### What is asked
Omit the pictures, then reproduce every remaining record exactly.

### Record excerpts
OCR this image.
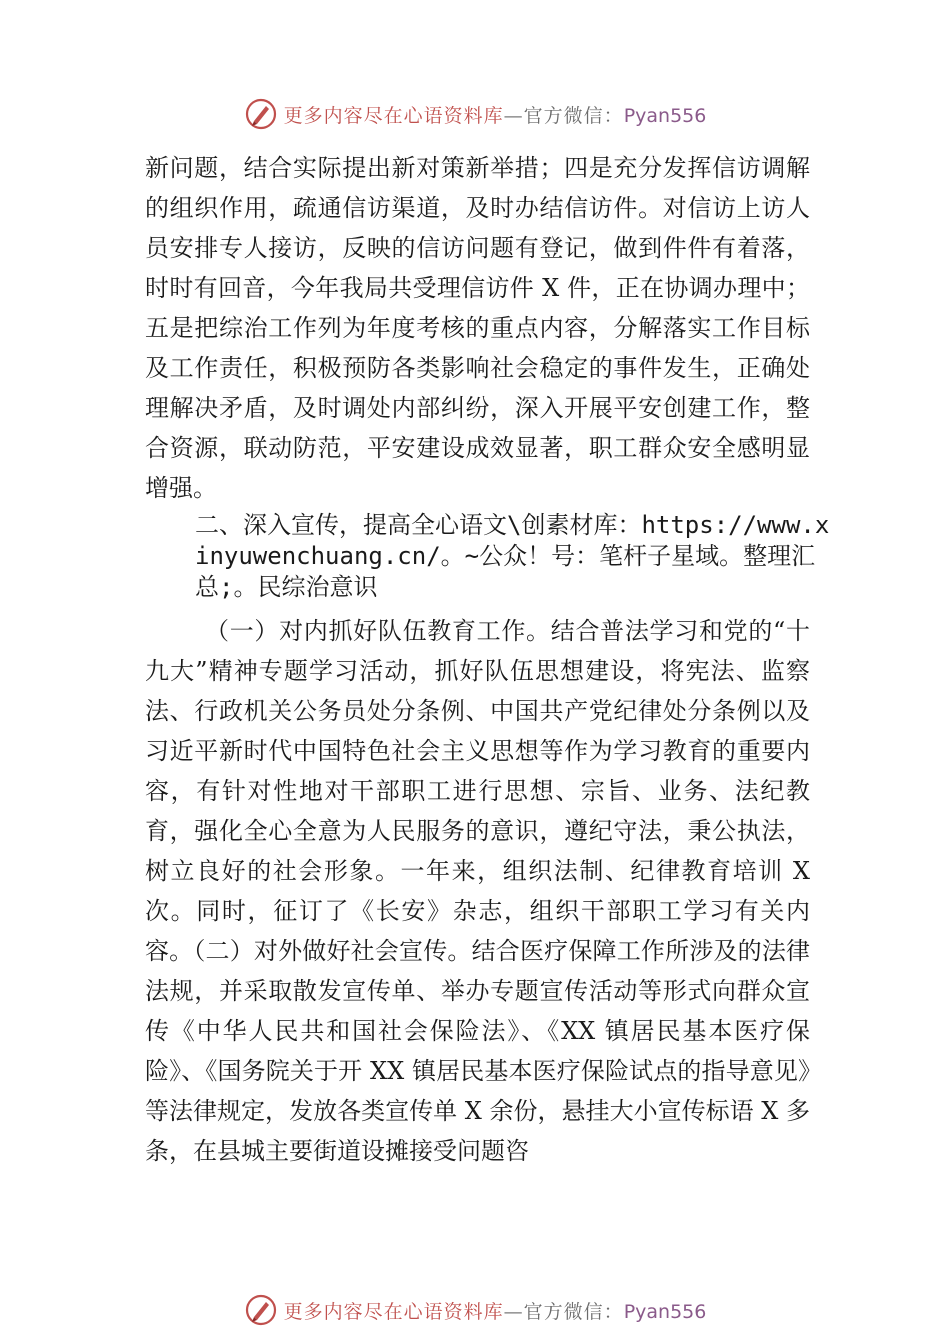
更多内容尽在心语资料库—官方微信：Pyan556

新问题，结合实际提出新对策新举措；四是充分发挥信访调解的组织作用，疏通信访渠道，及时办结信访件。对信访上访人员安排专人接访，反映的信访问题有登记，做到件件有着落，时时有回音，今年我局共受理信访件 X 件，正在协调办理中；五是把综治工作列为年度考核的重点内容，分解落实工作目标及工作责任，积极预防各类影响社会稳定的事件发生，正确处理解决矛盾，及时调处内部纠纷，深入开展平安创建工作，整合资源，联动防范，平安建设成效显著，职工群众安全感明显增强。

二、深入宣传，提高全心语文\创素材库：https://www.xinyuwenchuang.cn/。~公众！号：笔杆子星域。整理汇总;。民综治意识

（一）对内抓好队伍教育工作。结合普法学习和党的“十九大”精神专题学习活动，抓好队伍思想建设，将宪法、监察法、行政机关公务员处分条例、中国共产党纪律处分条例以及习近平新时代中国特色社会主义思想等作为学习教育的重要内容，有针对性地对干部职工进行思想、宗旨、业务、法纪教育，强化全心全意为人民服务的意识，遵纪守法，秉公执法，树立良好的社会形象。一年来，组织法制、纪律教育培训 X 次。同时，征订了《长安》杂志，组织干部职工学习有关内容。（二）对外做好社会宣传。结合医疗保障工作所涉及的法律法规，并采取散发宣传单、举办专题宣传活动等形式向群众宣传《中华人民共和国社会保险法》、《XX 镇居民基本医疗保险》、《国务院关于开 XX 镇居民基本医疗保险试点的指导意见》等法律规定，发放各类宣传单 X 余份，悬挂大小宣传标语 X 多条，在县城主要街道设摊接受问题咨

更多内容尽在心语资料库—官方微信：Pyan556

### Solution to this problem
OCR this image.
更多内容尽在心语资料库—官方微信：Pyan556

新问题，结合实际提出新对策新举措；四是充分发挥信访调解的组织作用，疏通信访渠道，及时办结信访件。对信访上访人员安排专人接访，反映的信访问题有登记，做到件件有着落，时时有回音，今年我局共受理信访件 X 件，正在协调办理中；五是把综治工作列为年度考核的重点内容，分解落实工作目标及工作责任，积极预防各类影响社会稳定的事件发生，正确处理解决矛盾，及时调处内部纠纷，深入开展平安创建工作，整合资源，联动防范，平安建设成效显著，职工群众安全感明显增强。

二、深入宣传，提高全心语文\创素材库：https://www.xinyuwenchuang.cn/。~公众！号：笔杆子星域。整理汇总;。民综治意识

（一）对内抓好队伍教育工作。结合普法学习和党的“十九大”精神专题学习活动，抓好队伍思想建设，将宪法、监察法、行政机关公务员处分条例、中国共产党纪律处分条例以及习近平新时代中国特色社会主义思想等作为学习教育的重要内容，有针对性地对干部职工进行思想、宗旨、业务、法纪教育，强化全心全意为人民服务的意识，遵纪守法，秉公执法，树立良好的社会形象。一年来，组织法制、纪律教育培训 X 次。同时，征订了《长安》杂志，组织干部职工学习有关内容。（二）对外做好社会宣传。结合医疗保障工作所涉及的法律法规，并采取散发宣传单、举办专题宣传活动等形式向群众宣传《中华人民共和国社会保险法》、《XX 镇居民基本医疗保险》、《国务院关于开 XX 镇居民基本医疗保险试点的指导意见》等法律规定，发放各类宣传单 X 余份，悬挂大小宣传标语 X 多条，在县城主要街道设摊接受问题咨

更多内容尽在心语资料库—官方微信：Pyan556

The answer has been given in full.